-- Begin --

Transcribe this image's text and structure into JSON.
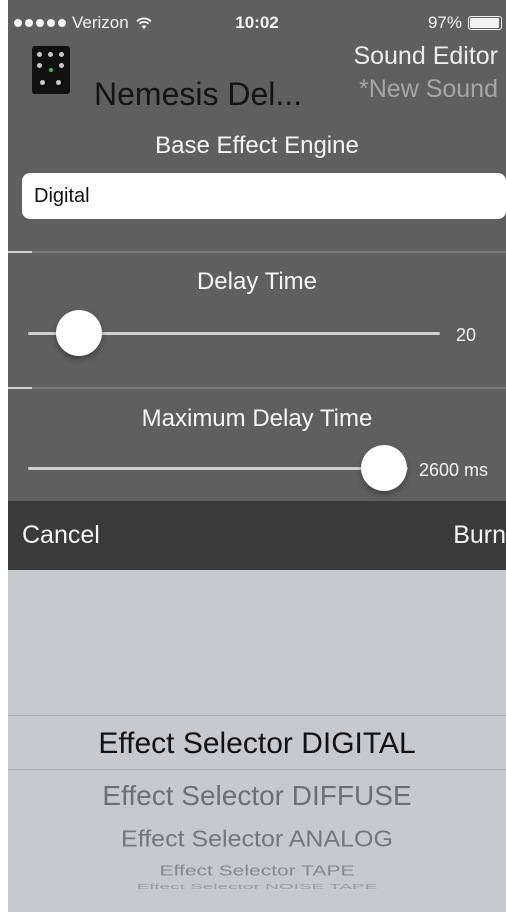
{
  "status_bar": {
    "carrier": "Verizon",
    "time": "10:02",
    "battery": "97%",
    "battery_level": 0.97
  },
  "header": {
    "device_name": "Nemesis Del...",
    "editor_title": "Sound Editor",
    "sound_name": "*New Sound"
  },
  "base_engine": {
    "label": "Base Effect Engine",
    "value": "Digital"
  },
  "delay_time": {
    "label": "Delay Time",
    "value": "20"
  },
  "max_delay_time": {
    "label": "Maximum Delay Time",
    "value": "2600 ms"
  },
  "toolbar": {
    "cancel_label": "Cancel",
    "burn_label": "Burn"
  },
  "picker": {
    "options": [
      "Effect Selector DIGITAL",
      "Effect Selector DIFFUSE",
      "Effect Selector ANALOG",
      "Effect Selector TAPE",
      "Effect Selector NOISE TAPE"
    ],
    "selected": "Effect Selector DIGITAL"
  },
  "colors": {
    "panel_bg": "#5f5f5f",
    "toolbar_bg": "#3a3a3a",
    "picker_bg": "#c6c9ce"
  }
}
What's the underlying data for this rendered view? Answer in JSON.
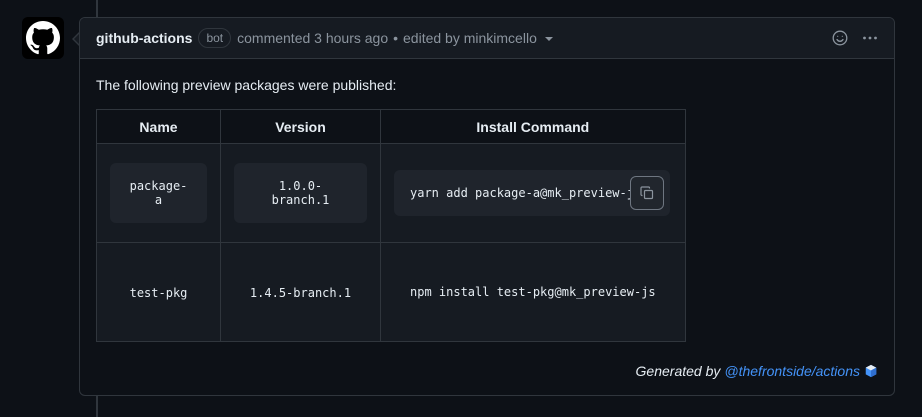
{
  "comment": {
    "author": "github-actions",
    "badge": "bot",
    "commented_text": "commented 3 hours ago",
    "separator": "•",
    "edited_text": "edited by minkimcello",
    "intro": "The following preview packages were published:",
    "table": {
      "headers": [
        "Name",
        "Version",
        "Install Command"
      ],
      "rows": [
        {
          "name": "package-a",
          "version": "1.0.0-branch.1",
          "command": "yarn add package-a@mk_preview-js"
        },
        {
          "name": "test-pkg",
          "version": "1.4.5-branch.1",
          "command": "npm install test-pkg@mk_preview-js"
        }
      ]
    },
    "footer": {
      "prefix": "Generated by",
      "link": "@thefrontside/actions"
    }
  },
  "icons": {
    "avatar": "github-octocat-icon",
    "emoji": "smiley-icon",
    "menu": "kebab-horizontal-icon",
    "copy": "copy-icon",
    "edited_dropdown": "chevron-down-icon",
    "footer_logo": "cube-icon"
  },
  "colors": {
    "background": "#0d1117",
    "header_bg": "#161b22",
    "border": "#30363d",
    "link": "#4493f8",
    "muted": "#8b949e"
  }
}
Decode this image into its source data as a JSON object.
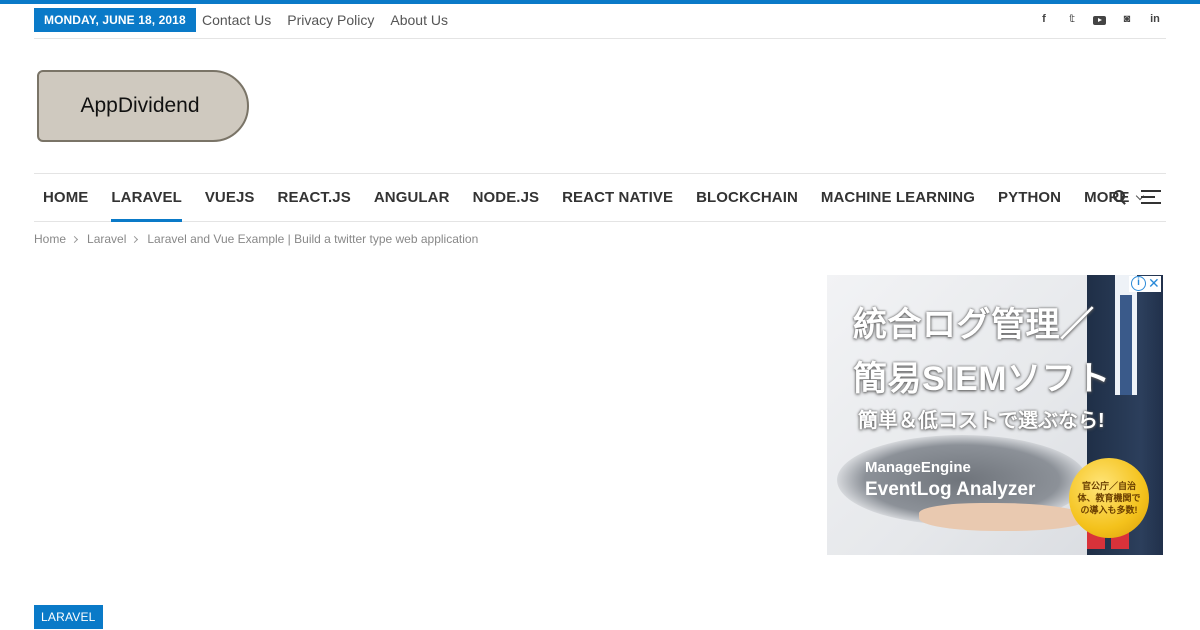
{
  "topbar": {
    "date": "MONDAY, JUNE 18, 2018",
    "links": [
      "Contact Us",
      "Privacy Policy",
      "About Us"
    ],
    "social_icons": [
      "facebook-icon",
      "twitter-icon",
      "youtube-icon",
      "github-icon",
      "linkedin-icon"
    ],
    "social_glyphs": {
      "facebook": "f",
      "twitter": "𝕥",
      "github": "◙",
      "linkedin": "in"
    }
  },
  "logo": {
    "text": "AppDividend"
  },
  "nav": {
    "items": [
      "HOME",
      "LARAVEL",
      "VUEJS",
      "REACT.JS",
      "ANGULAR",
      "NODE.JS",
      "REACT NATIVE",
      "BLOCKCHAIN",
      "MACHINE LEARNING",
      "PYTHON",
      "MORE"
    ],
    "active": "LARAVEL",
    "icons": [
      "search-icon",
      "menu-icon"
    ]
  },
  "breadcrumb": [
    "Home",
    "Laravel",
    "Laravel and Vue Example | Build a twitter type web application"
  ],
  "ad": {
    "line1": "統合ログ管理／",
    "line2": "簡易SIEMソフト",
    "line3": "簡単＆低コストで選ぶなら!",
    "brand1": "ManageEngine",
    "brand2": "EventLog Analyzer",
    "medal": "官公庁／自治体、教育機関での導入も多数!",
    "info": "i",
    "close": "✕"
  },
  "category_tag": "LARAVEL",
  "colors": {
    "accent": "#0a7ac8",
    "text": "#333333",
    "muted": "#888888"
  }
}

-- End --

All preceding records should be duplicated verbatim, images excepted.

Transcribe this image's text and structure into JSON.
{
  "status_bar": {
    "carrier": "Verizon",
    "time": "10:02",
    "battery": "97%",
    "battery_level": 0.97
  },
  "header": {
    "device_name": "Nemesis Del...",
    "editor_title": "Sound Editor",
    "sound_name": "*New Sound"
  },
  "base_engine": {
    "label": "Base Effect Engine",
    "value": "Digital"
  },
  "delay_time": {
    "label": "Delay Time",
    "value": "20"
  },
  "max_delay_time": {
    "label": "Maximum Delay Time",
    "value": "2600 ms"
  },
  "toolbar": {
    "cancel_label": "Cancel",
    "burn_label": "Burn"
  },
  "picker": {
    "options": [
      "Effect Selector DIGITAL",
      "Effect Selector DIFFUSE",
      "Effect Selector ANALOG",
      "Effect Selector TAPE",
      "Effect Selector NOISE TAPE"
    ],
    "selected": "Effect Selector DIGITAL"
  },
  "colors": {
    "panel_bg": "#5f5f5f",
    "toolbar_bg": "#3a3a3a",
    "picker_bg": "#c6c9ce"
  }
}
What's the underlying data for this rendered view? Answer in JSON.
{
  "comment": {
    "author": "github-actions",
    "badge": "bot",
    "commented_text": "commented 3 hours ago",
    "separator": "•",
    "edited_text": "edited by minkimcello",
    "intro": "The following preview packages were published:",
    "table": {
      "headers": [
        "Name",
        "Version",
        "Install Command"
      ],
      "rows": [
        {
          "name": "package-a",
          "version": "1.0.0-branch.1",
          "command": "yarn add package-a@mk_preview-js"
        },
        {
          "name": "test-pkg",
          "version": "1.4.5-branch.1",
          "command": "npm install test-pkg@mk_preview-js"
        }
      ]
    },
    "footer": {
      "prefix": "Generated by",
      "link": "@thefrontside/actions"
    }
  },
  "icons": {
    "avatar": "github-octocat-icon",
    "emoji": "smiley-icon",
    "menu": "kebab-horizontal-icon",
    "copy": "copy-icon",
    "edited_dropdown": "chevron-down-icon",
    "footer_logo": "cube-icon"
  },
  "colors": {
    "background": "#0d1117",
    "header_bg": "#161b22",
    "border": "#30363d",
    "link": "#4493f8",
    "muted": "#8b949e"
  }
}
Decode this image into its source data as a JSON object.
{
  "topbar": {
    "date": "MONDAY, JUNE 18, 2018",
    "links": [
      "Contact Us",
      "Privacy Policy",
      "About Us"
    ],
    "social_icons": [
      "facebook-icon",
      "twitter-icon",
      "youtube-icon",
      "github-icon",
      "linkedin-icon"
    ],
    "social_glyphs": {
      "facebook": "f",
      "twitter": "𝕥",
      "github": "◙",
      "linkedin": "in"
    }
  },
  "logo": {
    "text": "AppDividend"
  },
  "nav": {
    "items": [
      "HOME",
      "LARAVEL",
      "VUEJS",
      "REACT.JS",
      "ANGULAR",
      "NODE.JS",
      "REACT NATIVE",
      "BLOCKCHAIN",
      "MACHINE LEARNING",
      "PYTHON",
      "MORE"
    ],
    "active": "LARAVEL",
    "icons": [
      "search-icon",
      "menu-icon"
    ]
  },
  "breadcrumb": [
    "Home",
    "Laravel",
    "Laravel and Vue Example | Build a twitter type web application"
  ],
  "ad": {
    "line1": "統合ログ管理／",
    "line2": "簡易SIEMソフト",
    "line3": "簡単＆低コストで選ぶなら!",
    "brand1": "ManageEngine",
    "brand2": "EventLog Analyzer",
    "medal": "官公庁／自治体、教育機関での導入も多数!",
    "info": "i",
    "close": "✕"
  },
  "category_tag": "LARAVEL",
  "colors": {
    "accent": "#0a7ac8",
    "text": "#333333",
    "muted": "#888888"
  }
}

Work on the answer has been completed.